» **Aim**:
Duplicate the full article on the Lebanese election below, word for word.

» **Text shown**:
Lebanese vote in key election to replace assassinated lawmakers
ZEINA KARAM, AP Worldstream
Published: Aug 05, 2007
Tens of thousands of Lebanese voted Sunday to replace two assassinated
lawmakers in a tense election that has become a major showdown between
the U.S.-backed government and its opponents.
The election’s results could determine the political future of this
deeply divided country, weeks ahead of a scheduled vote by parliament
to elect a new president.
Sunday’s vote closed at 6 p.m. (1500GMT) and was largely peaceful. It
took place amid tight security in two electoral districts, one in
Beirut and the other in Lebanon’s Metn region, a Christian stronghold
where the community is deeply divided.
The vote in Metn pitted Amin Gemayel, running on behalf of the
government coalition, against Kamil Khoury, who is supported by
Christian opposition leader Michel Aoun, a former army commander and
interim prime minister allied with the Hezbollah-led opposition.
The Lebanese constitution provides that the country’s president must be
a Christian. Parliament should vote in September to replace current
President Emile Lahoud, due to step down no later than Nov. 23.
The elections in the Christian heartland was deemed a key popularity
test for Gemayel, the head of one of Lebanon’s most powerful Christian
families, and Aoun, who has already announced he would run for
president.
A local TV station called the Metn election "the mother of all
battles." Aoun’s party dominated the district in the 2005 legislative
elections.
Voting took place in a "calm and democratic atmosphere" and there was a
large turnout, said a statement from the Interior Ministry. Official
results will be announced late Sunday or early Monday, whenever vote
counting is over, the statement said.
Both sides declared they had won a few hours after the polls closed.

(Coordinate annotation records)
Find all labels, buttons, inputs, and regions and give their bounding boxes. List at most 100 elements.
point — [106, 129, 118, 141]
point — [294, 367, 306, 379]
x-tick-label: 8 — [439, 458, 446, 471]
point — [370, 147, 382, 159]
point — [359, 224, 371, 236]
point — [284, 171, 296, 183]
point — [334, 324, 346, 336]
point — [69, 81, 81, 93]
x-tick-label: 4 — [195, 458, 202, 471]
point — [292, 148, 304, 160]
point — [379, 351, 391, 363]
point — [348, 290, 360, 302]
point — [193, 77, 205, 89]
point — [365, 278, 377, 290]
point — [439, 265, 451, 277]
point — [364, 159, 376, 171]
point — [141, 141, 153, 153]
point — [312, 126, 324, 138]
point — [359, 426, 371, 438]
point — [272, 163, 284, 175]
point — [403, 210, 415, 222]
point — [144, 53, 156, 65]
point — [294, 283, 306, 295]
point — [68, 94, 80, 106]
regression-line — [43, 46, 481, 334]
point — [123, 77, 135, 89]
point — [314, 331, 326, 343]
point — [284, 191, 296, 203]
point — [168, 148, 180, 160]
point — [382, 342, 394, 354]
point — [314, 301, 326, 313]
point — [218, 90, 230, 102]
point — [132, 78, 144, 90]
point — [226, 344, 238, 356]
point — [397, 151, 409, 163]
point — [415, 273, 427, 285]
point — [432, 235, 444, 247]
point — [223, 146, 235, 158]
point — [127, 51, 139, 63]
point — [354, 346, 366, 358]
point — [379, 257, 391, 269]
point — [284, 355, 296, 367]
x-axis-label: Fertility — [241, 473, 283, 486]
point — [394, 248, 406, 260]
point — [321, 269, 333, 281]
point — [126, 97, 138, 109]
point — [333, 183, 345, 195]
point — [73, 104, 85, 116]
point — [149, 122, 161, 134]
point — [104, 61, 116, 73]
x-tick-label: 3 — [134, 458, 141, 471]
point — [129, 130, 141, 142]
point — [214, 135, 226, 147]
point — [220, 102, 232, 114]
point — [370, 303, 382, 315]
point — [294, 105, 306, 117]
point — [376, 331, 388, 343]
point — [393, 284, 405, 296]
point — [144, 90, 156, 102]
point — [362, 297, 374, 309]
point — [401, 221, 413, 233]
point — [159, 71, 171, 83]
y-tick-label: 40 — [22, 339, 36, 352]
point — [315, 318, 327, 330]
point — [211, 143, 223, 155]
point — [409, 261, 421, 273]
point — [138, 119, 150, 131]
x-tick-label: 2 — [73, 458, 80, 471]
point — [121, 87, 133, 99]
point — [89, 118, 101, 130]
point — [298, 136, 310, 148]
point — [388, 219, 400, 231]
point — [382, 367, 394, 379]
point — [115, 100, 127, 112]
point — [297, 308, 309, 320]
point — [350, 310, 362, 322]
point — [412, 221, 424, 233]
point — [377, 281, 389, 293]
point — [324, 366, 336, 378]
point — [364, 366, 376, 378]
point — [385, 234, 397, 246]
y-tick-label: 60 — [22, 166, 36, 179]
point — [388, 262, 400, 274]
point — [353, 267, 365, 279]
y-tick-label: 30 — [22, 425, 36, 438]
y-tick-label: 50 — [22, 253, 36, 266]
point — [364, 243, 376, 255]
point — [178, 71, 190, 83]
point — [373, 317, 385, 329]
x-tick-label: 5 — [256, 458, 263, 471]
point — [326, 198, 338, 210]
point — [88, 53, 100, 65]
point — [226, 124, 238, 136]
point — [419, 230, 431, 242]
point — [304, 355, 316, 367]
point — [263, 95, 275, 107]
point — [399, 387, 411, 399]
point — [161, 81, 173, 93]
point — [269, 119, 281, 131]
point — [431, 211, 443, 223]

» **Solution to the problem**:
Lebanese vote in key election to replace assassinated lawmakers
ZEINA KARAM, AP Worldstream
Published: Aug 05, 2007
Tens of thousands of Lebanese voted Sunday to replace two assassinated
lawmakers in a tense election that has become a major showdown between
the U.S.-backed government and its opponents.
The election’s results could determine the political future of this
deeply divided country, weeks ahead of a scheduled vote by parliament
to elect a new president.
Sunday’s vote closed at 6 p.m. (1500GMT) and was largely peaceful. It
took place amid tight security in two electoral districts, one in
Beirut and the other in Lebanon’s Metn region, a Christian stronghold
where the community is deeply divided.
The vote in Metn pitted Amin Gemayel, running on behalf of the
government coalition, against Kamil Khoury, who is supported by
Christian opposition leader Michel Aoun, a former army commander and
interim prime minister allied with the Hezbollah-led opposition.
The Lebanese constitution provides that the country’s president must be
a Christian. Parliament should vote in September to replace current
President Emile Lahoud, due to step down no later than Nov. 23.
The elections in the Christian heartland was deemed a key popularity
test for Gemayel, the head of one of Lebanon’s most powerful Christian
families, and Aoun, who has already announced he would run for
president.
A local TV station called the Metn election "the mother of all
battles." Aoun’s party dominated the district in the 2005 legislative
elections.
Voting took place in a "calm and democratic atmosphere" and there was a
large turnout, said a statement from the Interior Ministry. Official
results will be announced late Sunday or early Monday, whenever vote
counting is over, the statement said.
Both sides declared they had won a few hours after the polls closed.